Scan the data. Collect each line that contains the word "separation".

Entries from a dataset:
-----

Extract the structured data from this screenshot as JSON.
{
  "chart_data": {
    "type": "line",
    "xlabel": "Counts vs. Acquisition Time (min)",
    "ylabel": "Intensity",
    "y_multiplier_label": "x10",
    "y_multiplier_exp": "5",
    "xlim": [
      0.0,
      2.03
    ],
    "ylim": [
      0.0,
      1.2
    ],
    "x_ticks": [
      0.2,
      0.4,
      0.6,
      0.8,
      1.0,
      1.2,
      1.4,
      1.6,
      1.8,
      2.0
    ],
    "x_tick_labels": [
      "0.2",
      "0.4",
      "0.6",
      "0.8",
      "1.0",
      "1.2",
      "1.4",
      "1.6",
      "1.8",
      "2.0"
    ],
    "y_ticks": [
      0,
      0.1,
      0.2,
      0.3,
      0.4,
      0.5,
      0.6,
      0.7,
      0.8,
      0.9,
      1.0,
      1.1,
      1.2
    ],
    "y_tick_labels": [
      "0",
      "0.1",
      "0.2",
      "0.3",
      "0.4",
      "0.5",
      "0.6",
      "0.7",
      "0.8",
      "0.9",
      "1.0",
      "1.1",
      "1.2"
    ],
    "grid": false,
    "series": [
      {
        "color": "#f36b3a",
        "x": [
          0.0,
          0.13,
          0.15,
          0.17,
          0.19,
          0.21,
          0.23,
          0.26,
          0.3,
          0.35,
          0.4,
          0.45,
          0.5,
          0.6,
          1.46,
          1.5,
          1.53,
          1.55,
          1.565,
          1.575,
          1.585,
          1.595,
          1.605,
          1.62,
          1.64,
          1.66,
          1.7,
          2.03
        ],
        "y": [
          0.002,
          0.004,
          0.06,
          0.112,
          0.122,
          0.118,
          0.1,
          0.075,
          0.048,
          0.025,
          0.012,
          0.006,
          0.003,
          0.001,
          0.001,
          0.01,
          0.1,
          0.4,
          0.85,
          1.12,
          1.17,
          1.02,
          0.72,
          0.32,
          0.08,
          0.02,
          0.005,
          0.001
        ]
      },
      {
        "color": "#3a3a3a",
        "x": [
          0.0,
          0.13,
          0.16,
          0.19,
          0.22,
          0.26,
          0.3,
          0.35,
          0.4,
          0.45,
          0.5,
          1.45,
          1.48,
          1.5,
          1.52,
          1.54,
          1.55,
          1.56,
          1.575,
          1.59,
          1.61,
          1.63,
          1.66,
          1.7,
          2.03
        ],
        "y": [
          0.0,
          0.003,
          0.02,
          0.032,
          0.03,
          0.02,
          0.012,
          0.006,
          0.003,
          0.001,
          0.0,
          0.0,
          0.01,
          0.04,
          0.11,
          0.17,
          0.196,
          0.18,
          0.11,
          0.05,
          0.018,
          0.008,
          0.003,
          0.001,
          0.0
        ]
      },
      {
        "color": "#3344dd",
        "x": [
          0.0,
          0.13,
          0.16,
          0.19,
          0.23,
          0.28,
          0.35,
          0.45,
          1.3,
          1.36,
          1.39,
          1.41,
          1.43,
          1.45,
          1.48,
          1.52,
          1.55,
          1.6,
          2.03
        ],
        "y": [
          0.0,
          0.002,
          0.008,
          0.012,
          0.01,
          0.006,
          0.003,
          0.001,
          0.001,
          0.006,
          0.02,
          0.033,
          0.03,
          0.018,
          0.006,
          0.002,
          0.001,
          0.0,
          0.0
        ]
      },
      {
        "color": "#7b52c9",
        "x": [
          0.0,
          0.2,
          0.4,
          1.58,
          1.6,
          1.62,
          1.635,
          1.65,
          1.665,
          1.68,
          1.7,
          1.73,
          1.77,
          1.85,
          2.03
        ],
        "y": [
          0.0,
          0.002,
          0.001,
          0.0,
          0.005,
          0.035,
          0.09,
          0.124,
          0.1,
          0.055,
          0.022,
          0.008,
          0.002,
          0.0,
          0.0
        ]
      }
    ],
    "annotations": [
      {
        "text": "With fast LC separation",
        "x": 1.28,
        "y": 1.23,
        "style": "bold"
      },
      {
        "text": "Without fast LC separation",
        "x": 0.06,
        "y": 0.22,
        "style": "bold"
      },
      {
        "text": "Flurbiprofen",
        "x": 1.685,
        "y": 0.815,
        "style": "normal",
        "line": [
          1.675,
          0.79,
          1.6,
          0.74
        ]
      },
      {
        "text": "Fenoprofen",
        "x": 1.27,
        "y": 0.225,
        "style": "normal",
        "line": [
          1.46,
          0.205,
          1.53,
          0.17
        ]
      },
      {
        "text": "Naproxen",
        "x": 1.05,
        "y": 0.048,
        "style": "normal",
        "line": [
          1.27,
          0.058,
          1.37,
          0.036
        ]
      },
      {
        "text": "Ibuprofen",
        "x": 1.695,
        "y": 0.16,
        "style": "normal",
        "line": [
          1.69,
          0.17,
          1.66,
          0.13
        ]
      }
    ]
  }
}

-----

**Answer to the task**.
        "text": "With fast LC separation",
        "text": "Without fast LC separation",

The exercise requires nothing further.